[Extracted data entries]
=====
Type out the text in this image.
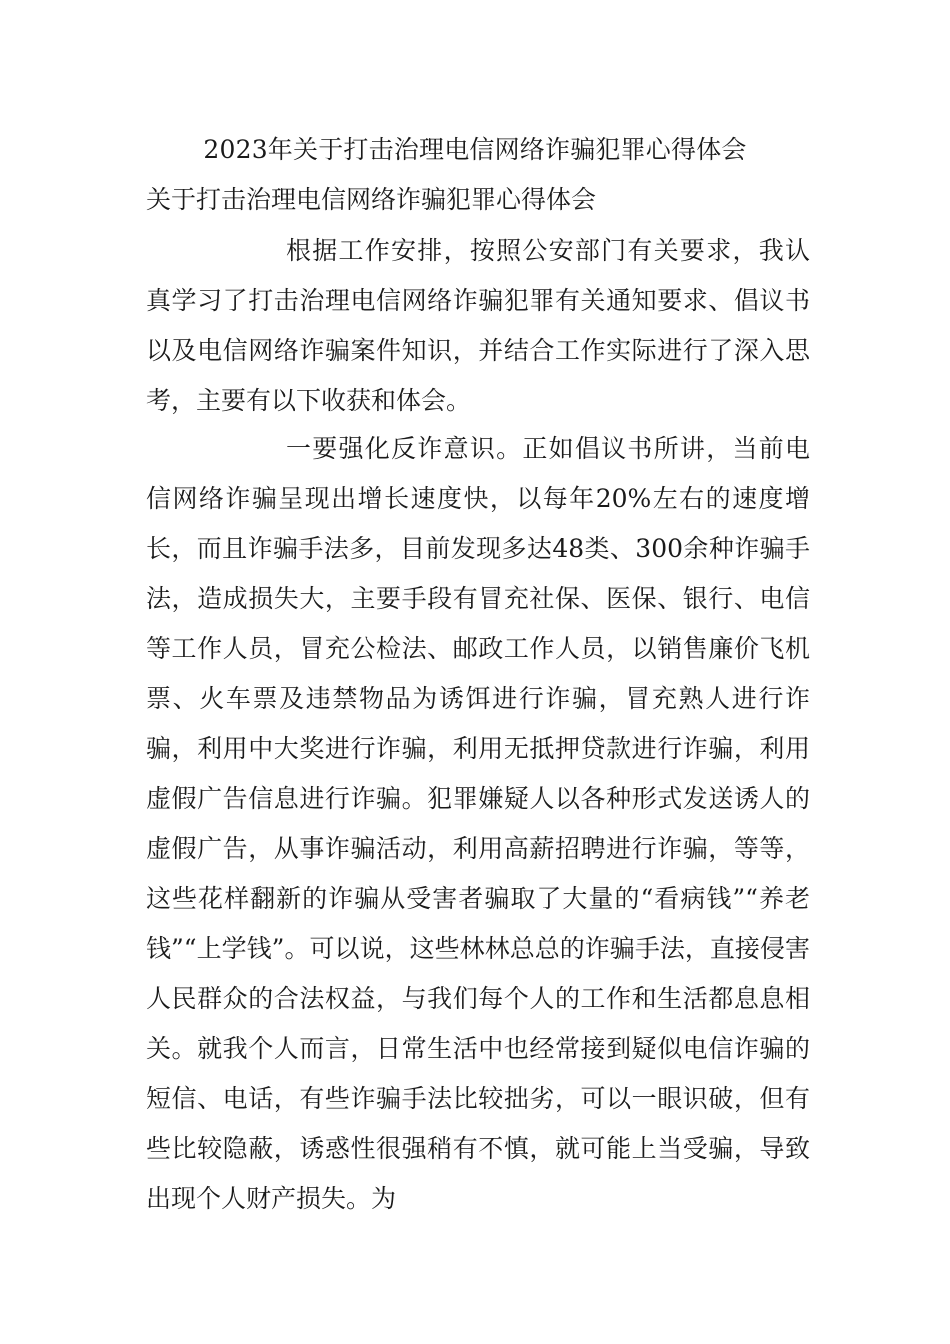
2023年关于打击治理电信网络诈骗犯罪心得体会
关于打击治理电信网络诈骗犯罪心得体会

根据工作安排，按照公安部门有关要求，我认真学习了打击治理电信网络诈骗犯罪有关通知要求、倡议书以及电信网络诈骗案件知识，并结合工作实际进行了深入思考，主要有以下收获和体会。

一要强化反诈意识。正如倡议书所讲，当前电信网络诈骗呈现出增长速度快，以每年20%左右的速度增长，而且诈骗手法多，目前发现多达48类、300余种诈骗手法，造成损失大，主要手段有冒充社保、医保、银行、电信等工作人员，冒充公检法、邮政工作人员，以销售廉价飞机票、火车票及违禁物品为诱饵进行诈骗，冒充熟人进行诈骗，利用中大奖进行诈骗，利用无抵押贷款进行诈骗，利用虚假广告信息进行诈骗。犯罪嫌疑人以各种形式发送诱人的虚假广告，从事诈骗活动，利用高薪招聘进行诈骗，等等，这些花样翻新的诈骗从受害者骗取了大量的“看病钱”“养老钱”“上学钱”。可以说，这些林林总总的诈骗手法，直接侵害人民群众的合法权益，与我们每个人的工作和生活都息息相关。就我个人而言，日常生活中也经常接到疑似电信诈骗的短信、电话，有些诈骗手法比较拙劣，可以一眼识破，但有些比较隐蔽，诱惑性很强稍有不慎，就可能上当受骗，导致出现个人财产损失。为
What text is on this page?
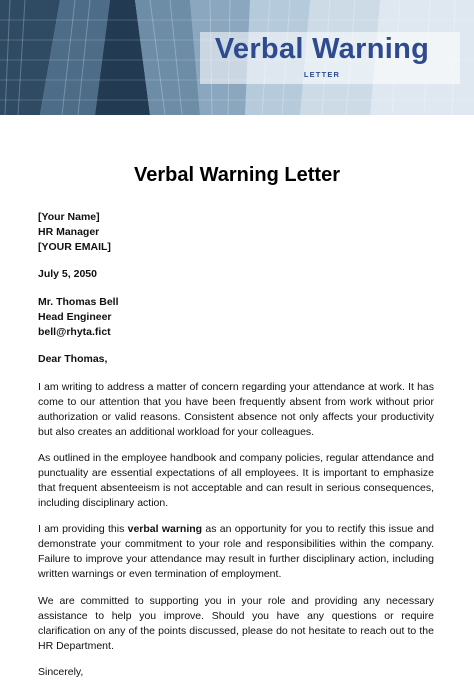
Verbal Warning
LETTER
Verbal Warning Letter
[Your Name]
HR Manager
[YOUR EMAIL]
July 5, 2050
Mr. Thomas Bell
Head Engineer
bell@rhyta.fict
Dear Thomas,
I am writing to address a matter of concern regarding your attendance at work. It has come to our attention that you have been frequently absent from work without prior authorization or valid reasons. Consistent absence not only affects your productivity but also creates an additional workload for your colleagues.
As outlined in the employee handbook and company policies, regular attendance and punctuality are essential expectations of all employees. It is important to emphasize that frequent absenteeism is not acceptable and can result in serious consequences, including disciplinary action.
I am providing this verbal warning as an opportunity for you to rectify this issue and demonstrate your commitment to your role and responsibilities within the company. Failure to improve your attendance may result in further disciplinary action, including written warnings or even termination of employment.
We are committed to supporting you in your role and providing any necessary assistance to help you improve. Should you have any questions or require clarification on any of the points discussed, please do not hesitate to reach out to the HR Department.
Sincerely,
=====
Task directions => Omit the pictures and give the material again, exactly and in full.

Result =>
Type out the text in this image.
2023年关于打击治理电信网络诈骗犯罪心得体会
关于打击治理电信网络诈骗犯罪心得体会

根据工作安排，按照公安部门有关要求，我认真学习了打击治理电信网络诈骗犯罪有关通知要求、倡议书以及电信网络诈骗案件知识，并结合工作实际进行了深入思考，主要有以下收获和体会。

一要强化反诈意识。正如倡议书所讲，当前电信网络诈骗呈现出增长速度快，以每年20%左右的速度增长，而且诈骗手法多，目前发现多达48类、300余种诈骗手法，造成损失大，主要手段有冒充社保、医保、银行、电信等工作人员，冒充公检法、邮政工作人员，以销售廉价飞机票、火车票及违禁物品为诱饵进行诈骗，冒充熟人进行诈骗，利用中大奖进行诈骗，利用无抵押贷款进行诈骗，利用虚假广告信息进行诈骗。犯罪嫌疑人以各种形式发送诱人的虚假广告，从事诈骗活动，利用高薪招聘进行诈骗，等等，这些花样翻新的诈骗从受害者骗取了大量的“看病钱”“养老钱”“上学钱”。可以说，这些林林总总的诈骗手法，直接侵害人民群众的合法权益，与我们每个人的工作和生活都息息相关。就我个人而言，日常生活中也经常接到疑似电信诈骗的短信、电话，有些诈骗手法比较拙劣，可以一眼识破，但有些比较隐蔽，诱惑性很强稍有不慎，就可能上当受骗，导致出现个人财产损失。为
What text is on this page?
Verbal Warning
LETTER
Verbal Warning Letter
[Your Name]
HR Manager
[YOUR EMAIL]
July 5, 2050
Mr. Thomas Bell
Head Engineer
bell@rhyta.fict
Dear Thomas,
I am writing to address a matter of concern regarding your attendance at work. It has come to our attention that you have been frequently absent from work without prior authorization or valid reasons. Consistent absence not only affects your productivity but also creates an additional workload for your colleagues.
As outlined in the employee handbook and company policies, regular attendance and punctuality are essential expectations of all employees. It is important to emphasize that frequent absenteeism is not acceptable and can result in serious consequences, including disciplinary action.
I am providing this verbal warning as an opportunity for you to rectify this issue and demonstrate your commitment to your role and responsibilities within the company. Failure to improve your attendance may result in further disciplinary action, including written warnings or even termination of employment.
We are committed to supporting you in your role and providing any necessary assistance to help you improve. Should you have any questions or require clarification on any of the points discussed, please do not hesitate to reach out to the HR Department.
Sincerely,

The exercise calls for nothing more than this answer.